═══ THE RECORDS

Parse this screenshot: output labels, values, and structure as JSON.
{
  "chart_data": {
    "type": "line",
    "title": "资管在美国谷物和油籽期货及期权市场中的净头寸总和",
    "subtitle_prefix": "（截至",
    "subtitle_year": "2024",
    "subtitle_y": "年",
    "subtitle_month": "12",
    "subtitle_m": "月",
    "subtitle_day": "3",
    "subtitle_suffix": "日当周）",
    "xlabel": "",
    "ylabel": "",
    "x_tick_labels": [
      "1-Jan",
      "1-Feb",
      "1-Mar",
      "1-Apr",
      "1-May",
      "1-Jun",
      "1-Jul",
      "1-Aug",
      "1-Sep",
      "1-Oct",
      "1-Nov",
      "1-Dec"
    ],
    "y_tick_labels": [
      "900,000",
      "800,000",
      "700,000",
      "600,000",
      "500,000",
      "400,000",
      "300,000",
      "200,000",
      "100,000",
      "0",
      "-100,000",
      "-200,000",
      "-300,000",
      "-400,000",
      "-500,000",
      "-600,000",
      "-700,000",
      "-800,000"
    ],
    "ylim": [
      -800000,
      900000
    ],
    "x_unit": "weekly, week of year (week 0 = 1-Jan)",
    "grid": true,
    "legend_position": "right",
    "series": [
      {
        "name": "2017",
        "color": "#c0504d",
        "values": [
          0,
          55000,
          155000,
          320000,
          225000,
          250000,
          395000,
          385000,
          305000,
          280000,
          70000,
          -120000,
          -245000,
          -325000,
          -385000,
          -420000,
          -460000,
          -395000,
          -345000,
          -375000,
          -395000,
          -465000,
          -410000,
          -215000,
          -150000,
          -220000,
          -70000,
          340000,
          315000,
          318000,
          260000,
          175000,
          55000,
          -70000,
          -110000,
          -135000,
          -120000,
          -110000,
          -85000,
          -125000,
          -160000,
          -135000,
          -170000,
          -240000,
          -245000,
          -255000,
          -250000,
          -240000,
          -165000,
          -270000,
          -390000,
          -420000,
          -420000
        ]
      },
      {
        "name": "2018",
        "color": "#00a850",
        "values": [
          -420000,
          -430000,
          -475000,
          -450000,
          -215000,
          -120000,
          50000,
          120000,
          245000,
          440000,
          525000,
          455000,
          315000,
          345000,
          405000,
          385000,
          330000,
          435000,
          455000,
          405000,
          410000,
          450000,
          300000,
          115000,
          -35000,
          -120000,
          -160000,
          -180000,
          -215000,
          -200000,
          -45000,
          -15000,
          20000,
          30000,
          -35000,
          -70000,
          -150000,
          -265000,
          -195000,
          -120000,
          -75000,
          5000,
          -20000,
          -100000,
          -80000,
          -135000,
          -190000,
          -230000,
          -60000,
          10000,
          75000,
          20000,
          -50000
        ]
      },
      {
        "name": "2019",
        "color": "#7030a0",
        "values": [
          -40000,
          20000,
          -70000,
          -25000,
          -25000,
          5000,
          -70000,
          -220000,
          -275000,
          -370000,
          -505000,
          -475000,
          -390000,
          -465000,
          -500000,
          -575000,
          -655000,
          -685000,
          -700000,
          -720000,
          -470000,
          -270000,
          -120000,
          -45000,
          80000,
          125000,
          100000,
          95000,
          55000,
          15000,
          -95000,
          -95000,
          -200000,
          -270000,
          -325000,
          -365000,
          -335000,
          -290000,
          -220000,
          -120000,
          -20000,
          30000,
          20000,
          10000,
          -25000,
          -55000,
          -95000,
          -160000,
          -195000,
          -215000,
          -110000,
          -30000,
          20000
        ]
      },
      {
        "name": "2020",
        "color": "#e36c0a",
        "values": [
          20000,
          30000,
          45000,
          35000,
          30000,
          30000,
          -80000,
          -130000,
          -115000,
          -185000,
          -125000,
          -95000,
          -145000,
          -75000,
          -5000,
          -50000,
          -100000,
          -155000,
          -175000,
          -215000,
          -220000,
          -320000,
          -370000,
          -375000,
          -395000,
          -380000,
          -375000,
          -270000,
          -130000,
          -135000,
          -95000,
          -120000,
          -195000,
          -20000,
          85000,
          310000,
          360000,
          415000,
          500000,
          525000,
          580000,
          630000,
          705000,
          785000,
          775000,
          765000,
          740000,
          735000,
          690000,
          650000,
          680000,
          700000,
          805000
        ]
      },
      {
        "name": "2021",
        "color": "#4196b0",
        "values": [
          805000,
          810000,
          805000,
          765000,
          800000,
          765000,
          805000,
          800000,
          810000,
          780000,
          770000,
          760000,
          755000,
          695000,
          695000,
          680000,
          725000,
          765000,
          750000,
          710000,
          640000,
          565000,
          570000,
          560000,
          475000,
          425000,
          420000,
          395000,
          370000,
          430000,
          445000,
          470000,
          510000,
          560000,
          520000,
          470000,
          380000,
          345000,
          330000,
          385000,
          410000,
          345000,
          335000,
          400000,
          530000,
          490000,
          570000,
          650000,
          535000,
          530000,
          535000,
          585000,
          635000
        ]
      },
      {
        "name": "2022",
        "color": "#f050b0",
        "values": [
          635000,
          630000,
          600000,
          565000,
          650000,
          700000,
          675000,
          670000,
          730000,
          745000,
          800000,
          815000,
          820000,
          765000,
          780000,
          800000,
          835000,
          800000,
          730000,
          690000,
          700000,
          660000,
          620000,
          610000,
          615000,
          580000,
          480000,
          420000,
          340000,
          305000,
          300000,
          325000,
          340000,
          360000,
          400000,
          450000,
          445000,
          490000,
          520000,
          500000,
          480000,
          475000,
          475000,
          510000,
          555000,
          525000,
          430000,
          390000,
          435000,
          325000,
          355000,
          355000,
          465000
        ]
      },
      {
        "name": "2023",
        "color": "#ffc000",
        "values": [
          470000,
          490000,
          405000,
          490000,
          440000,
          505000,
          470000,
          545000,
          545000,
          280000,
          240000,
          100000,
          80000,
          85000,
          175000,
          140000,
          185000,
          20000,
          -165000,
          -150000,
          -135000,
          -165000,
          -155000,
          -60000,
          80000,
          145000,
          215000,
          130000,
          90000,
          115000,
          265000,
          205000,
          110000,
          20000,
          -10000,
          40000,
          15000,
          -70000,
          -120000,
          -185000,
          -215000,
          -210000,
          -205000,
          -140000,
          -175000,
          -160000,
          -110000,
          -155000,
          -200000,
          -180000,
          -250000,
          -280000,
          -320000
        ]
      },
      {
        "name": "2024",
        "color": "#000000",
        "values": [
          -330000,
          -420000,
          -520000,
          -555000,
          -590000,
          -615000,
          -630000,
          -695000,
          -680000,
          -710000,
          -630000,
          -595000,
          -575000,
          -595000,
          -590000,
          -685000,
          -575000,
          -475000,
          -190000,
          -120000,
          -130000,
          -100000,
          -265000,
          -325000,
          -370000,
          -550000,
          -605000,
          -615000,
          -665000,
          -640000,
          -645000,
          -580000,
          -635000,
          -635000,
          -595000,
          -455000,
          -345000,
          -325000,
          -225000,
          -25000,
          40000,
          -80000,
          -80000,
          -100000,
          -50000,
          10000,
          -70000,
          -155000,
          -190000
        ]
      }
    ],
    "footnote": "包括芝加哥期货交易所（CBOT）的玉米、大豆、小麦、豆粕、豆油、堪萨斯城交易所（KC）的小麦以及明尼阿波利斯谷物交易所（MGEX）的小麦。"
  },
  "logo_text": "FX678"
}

══════

> THE EXERCISE
Please reproduce every line of the material word for word.

> FINISHED ANSWER
Parse this screenshot: output labels, values, and structure as JSON.
{
  "chart_data": {
    "type": "line",
    "title": "资管在美国谷物和油籽期货及期权市场中的净头寸总和",
    "subtitle_prefix": "（截至",
    "subtitle_year": "2024",
    "subtitle_y": "年",
    "subtitle_month": "12",
    "subtitle_m": "月",
    "subtitle_day": "3",
    "subtitle_suffix": "日当周）",
    "xlabel": "",
    "ylabel": "",
    "x_tick_labels": [
      "1-Jan",
      "1-Feb",
      "1-Mar",
      "1-Apr",
      "1-May",
      "1-Jun",
      "1-Jul",
      "1-Aug",
      "1-Sep",
      "1-Oct",
      "1-Nov",
      "1-Dec"
    ],
    "y_tick_labels": [
      "900,000",
      "800,000",
      "700,000",
      "600,000",
      "500,000",
      "400,000",
      "300,000",
      "200,000",
      "100,000",
      "0",
      "-100,000",
      "-200,000",
      "-300,000",
      "-400,000",
      "-500,000",
      "-600,000",
      "-700,000",
      "-800,000"
    ],
    "ylim": [
      -800000,
      900000
    ],
    "x_unit": "weekly, week of year (week 0 = 1-Jan)",
    "grid": true,
    "legend_position": "right",
    "series": [
      {
        "name": "2017",
        "color": "#c0504d",
        "values": [
          0,
          55000,
          155000,
          320000,
          225000,
          250000,
          395000,
          385000,
          305000,
          280000,
          70000,
          -120000,
          -245000,
          -325000,
          -385000,
          -420000,
          -460000,
          -395000,
          -345000,
          -375000,
          -395000,
          -465000,
          -410000,
          -215000,
          -150000,
          -220000,
          -70000,
          340000,
          315000,
          318000,
          260000,
          175000,
          55000,
          -70000,
          -110000,
          -135000,
          -120000,
          -110000,
          -85000,
          -125000,
          -160000,
          -135000,
          -170000,
          -240000,
          -245000,
          -255000,
          -250000,
          -240000,
          -165000,
          -270000,
          -390000,
          -420000,
          -420000
        ]
      },
      {
        "name": "2018",
        "color": "#00a850",
        "values": [
          -420000,
          -430000,
          -475000,
          -450000,
          -215000,
          -120000,
          50000,
          120000,
          245000,
          440000,
          525000,
          455000,
          315000,
          345000,
          405000,
          385000,
          330000,
          435000,
          455000,
          405000,
          410000,
          450000,
          300000,
          115000,
          -35000,
          -120000,
          -160000,
          -180000,
          -215000,
          -200000,
          -45000,
          -15000,
          20000,
          30000,
          -35000,
          -70000,
          -150000,
          -265000,
          -195000,
          -120000,
          -75000,
          5000,
          -20000,
          -100000,
          -80000,
          -135000,
          -190000,
          -230000,
          -60000,
          10000,
          75000,
          20000,
          -50000
        ]
      },
      {
        "name": "2019",
        "color": "#7030a0",
        "values": [
          -40000,
          20000,
          -70000,
          -25000,
          -25000,
          5000,
          -70000,
          -220000,
          -275000,
          -370000,
          -505000,
          -475000,
          -390000,
          -465000,
          -500000,
          -575000,
          -655000,
          -685000,
          -700000,
          -720000,
          -470000,
          -270000,
          -120000,
          -45000,
          80000,
          125000,
          100000,
          95000,
          55000,
          15000,
          -95000,
          -95000,
          -200000,
          -270000,
          -325000,
          -365000,
          -335000,
          -290000,
          -220000,
          -120000,
          -20000,
          30000,
          20000,
          10000,
          -25000,
          -55000,
          -95000,
          -160000,
          -195000,
          -215000,
          -110000,
          -30000,
          20000
        ]
      },
      {
        "name": "2020",
        "color": "#e36c0a",
        "values": [
          20000,
          30000,
          45000,
          35000,
          30000,
          30000,
          -80000,
          -130000,
          -115000,
          -185000,
          -125000,
          -95000,
          -145000,
          -75000,
          -5000,
          -50000,
          -100000,
          -155000,
          -175000,
          -215000,
          -220000,
          -320000,
          -370000,
          -375000,
          -395000,
          -380000,
          -375000,
          -270000,
          -130000,
          -135000,
          -95000,
          -120000,
          -195000,
          -20000,
          85000,
          310000,
          360000,
          415000,
          500000,
          525000,
          580000,
          630000,
          705000,
          785000,
          775000,
          765000,
          740000,
          735000,
          690000,
          650000,
          680000,
          700000,
          805000
        ]
      },
      {
        "name": "2021",
        "color": "#4196b0",
        "values": [
          805000,
          810000,
          805000,
          765000,
          800000,
          765000,
          805000,
          800000,
          810000,
          780000,
          770000,
          760000,
          755000,
          695000,
          695000,
          680000,
          725000,
          765000,
          750000,
          710000,
          640000,
          565000,
          570000,
          560000,
          475000,
          425000,
          420000,
          395000,
          370000,
          430000,
          445000,
          470000,
          510000,
          560000,
          520000,
          470000,
          380000,
          345000,
          330000,
          385000,
          410000,
          345000,
          335000,
          400000,
          530000,
          490000,
          570000,
          650000,
          535000,
          530000,
          535000,
          585000,
          635000
        ]
      },
      {
        "name": "2022",
        "color": "#f050b0",
        "values": [
          635000,
          630000,
          600000,
          565000,
          650000,
          700000,
          675000,
          670000,
          730000,
          745000,
          800000,
          815000,
          820000,
          765000,
          780000,
          800000,
          835000,
          800000,
          730000,
          690000,
          700000,
          660000,
          620000,
          610000,
          615000,
          580000,
          480000,
          420000,
          340000,
          305000,
          300000,
          325000,
          340000,
          360000,
          400000,
          450000,
          445000,
          490000,
          520000,
          500000,
          480000,
          475000,
          475000,
          510000,
          555000,
          525000,
          430000,
          390000,
          435000,
          325000,
          355000,
          355000,
          465000
        ]
      },
      {
        "name": "2023",
        "color": "#ffc000",
        "values": [
          470000,
          490000,
          405000,
          490000,
          440000,
          505000,
          470000,
          545000,
          545000,
          280000,
          240000,
          100000,
          80000,
          85000,
          175000,
          140000,
          185000,
          20000,
          -165000,
          -150000,
          -135000,
          -165000,
          -155000,
          -60000,
          80000,
          145000,
          215000,
          130000,
          90000,
          115000,
          265000,
          205000,
          110000,
          20000,
          -10000,
          40000,
          15000,
          -70000,
          -120000,
          -185000,
          -215000,
          -210000,
          -205000,
          -140000,
          -175000,
          -160000,
          -110000,
          -155000,
          -200000,
          -180000,
          -250000,
          -280000,
          -320000
        ]
      },
      {
        "name": "2024",
        "color": "#000000",
        "values": [
          -330000,
          -420000,
          -520000,
          -555000,
          -590000,
          -615000,
          -630000,
          -695000,
          -680000,
          -710000,
          -630000,
          -595000,
          -575000,
          -595000,
          -590000,
          -685000,
          -575000,
          -475000,
          -190000,
          -120000,
          -130000,
          -100000,
          -265000,
          -325000,
          -370000,
          -550000,
          -605000,
          -615000,
          -665000,
          -640000,
          -645000,
          -580000,
          -635000,
          -635000,
          -595000,
          -455000,
          -345000,
          -325000,
          -225000,
          -25000,
          40000,
          -80000,
          -80000,
          -100000,
          -50000,
          10000,
          -70000,
          -155000,
          -190000
        ]
      }
    ],
    "footnote": "包括芝加哥期货交易所（CBOT）的玉米、大豆、小麦、豆粕、豆油、堪萨斯城交易所（KC）的小麦以及明尼阿波利斯谷物交易所（MGEX）的小麦。"
  },
  "logo_text": "FX678"
}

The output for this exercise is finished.